▶ PROBLEM DETAILS
Skip the pictures. Transcribe the rest of the data below without changing a word.

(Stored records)
%%

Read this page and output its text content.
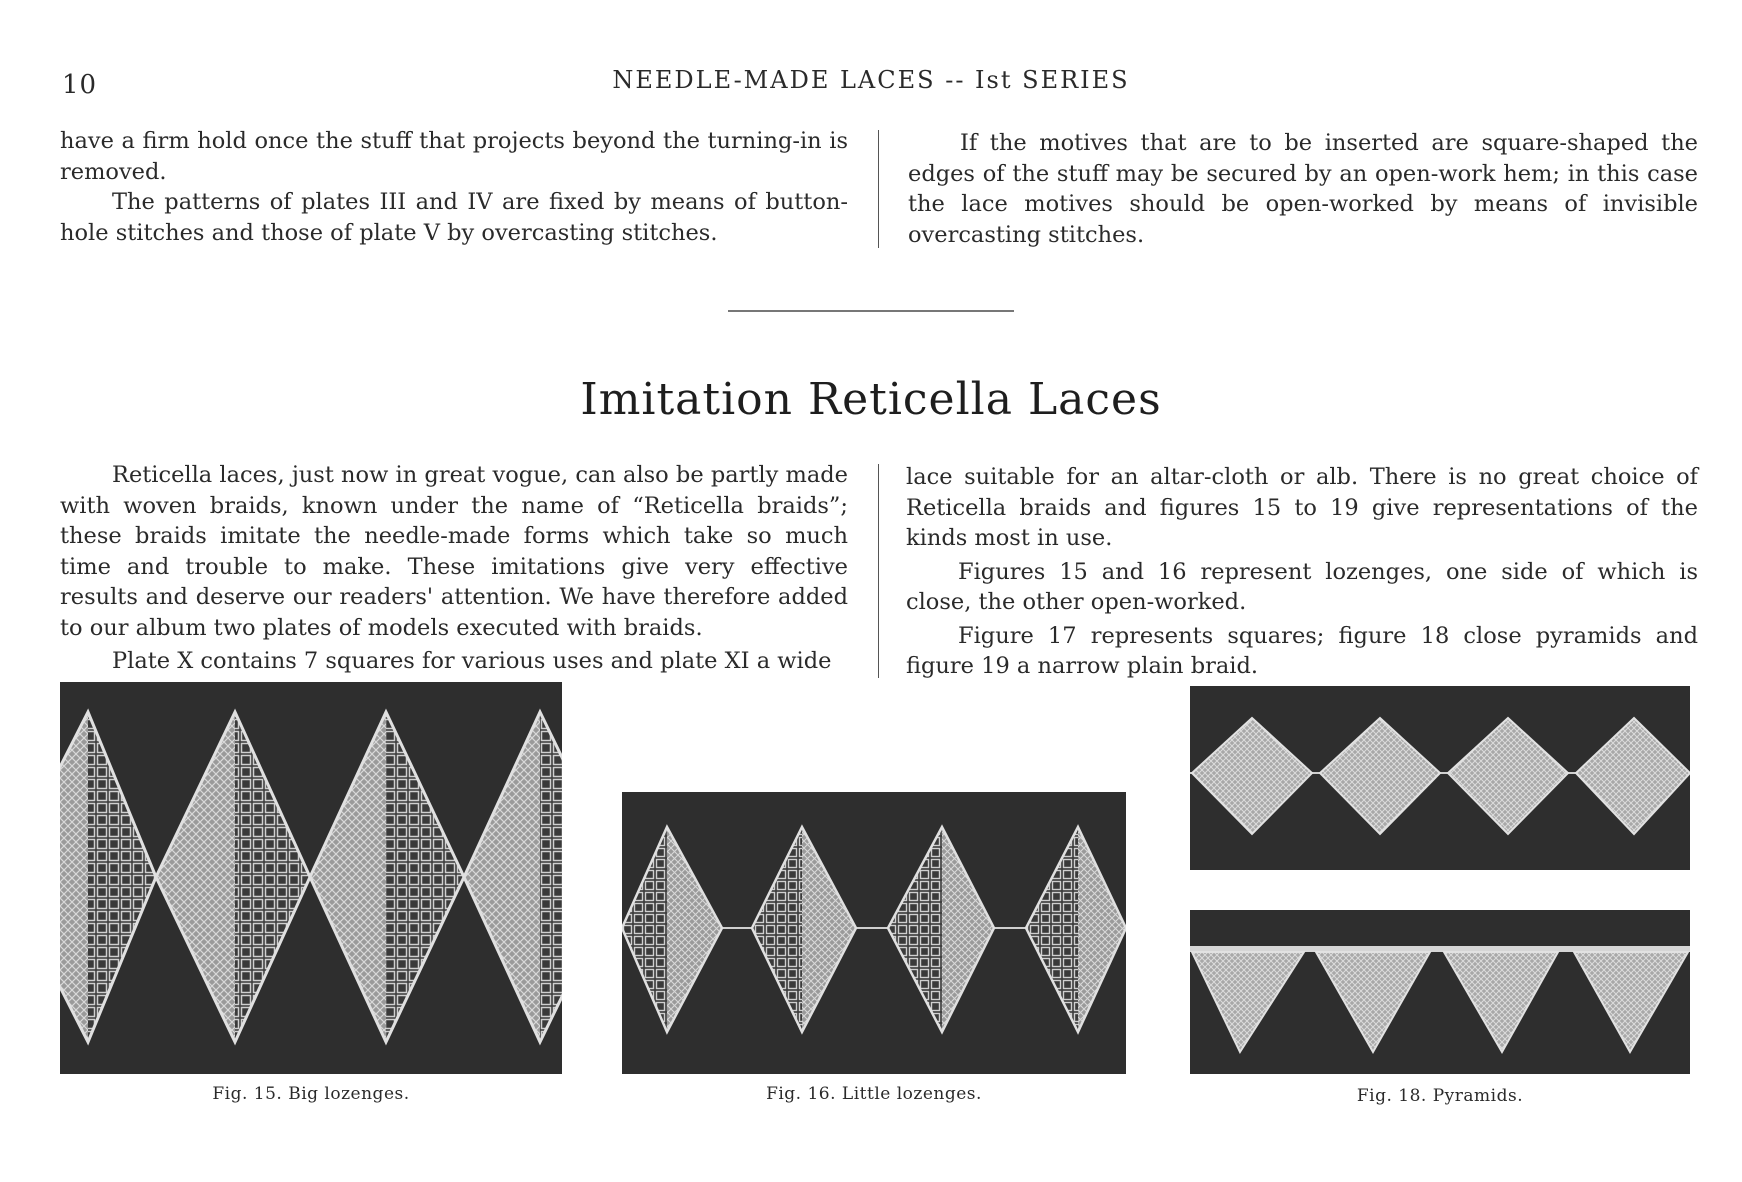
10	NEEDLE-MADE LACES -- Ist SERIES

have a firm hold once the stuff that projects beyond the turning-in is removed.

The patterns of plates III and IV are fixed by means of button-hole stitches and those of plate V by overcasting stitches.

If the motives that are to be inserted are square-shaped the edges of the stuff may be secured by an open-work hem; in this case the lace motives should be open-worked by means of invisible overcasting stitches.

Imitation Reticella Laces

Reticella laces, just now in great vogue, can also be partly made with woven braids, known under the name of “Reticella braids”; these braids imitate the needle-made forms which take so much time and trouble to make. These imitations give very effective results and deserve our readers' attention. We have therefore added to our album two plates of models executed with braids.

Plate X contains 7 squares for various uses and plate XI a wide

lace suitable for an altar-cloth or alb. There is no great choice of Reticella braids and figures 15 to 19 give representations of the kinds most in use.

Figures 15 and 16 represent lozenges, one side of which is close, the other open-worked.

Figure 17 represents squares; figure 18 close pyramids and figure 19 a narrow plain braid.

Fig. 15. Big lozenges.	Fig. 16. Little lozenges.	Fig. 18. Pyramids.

%%

▶ WRITTEN SOLUTION
Read this page and output its text content.
10	NEEDLE-MADE LACES -- Ist SERIES

have a firm hold once the stuff that projects beyond the turning-in is removed.

The patterns of plates III and IV are fixed by means of button-hole stitches and those of plate V by overcasting stitches.

If the motives that are to be inserted are square-shaped the edges of the stuff may be secured by an open-work hem; in this case the lace motives should be open-worked by means of invisible overcasting stitches.

Imitation Reticella Laces

Reticella laces, just now in great vogue, can also be partly made with woven braids, known under the name of “Reticella braids”; these braids imitate the needle-made forms which take so much time and trouble to make. These imitations give very effective results and deserve our readers' attention. We have therefore added to our album two plates of models executed with braids.

Plate X contains 7 squares for various uses and plate XI a wide

lace suitable for an altar-cloth or alb. There is no great choice of Reticella braids and figures 15 to 19 give representations of the kinds most in use.

Figures 15 and 16 represent lozenges, one side of which is close, the other open-worked.

Figure 17 represents squares; figure 18 close pyramids and figure 19 a narrow plain braid.

Fig. 15. Big lozenges.	Fig. 16. Little lozenges.	Fig. 18. Pyramids.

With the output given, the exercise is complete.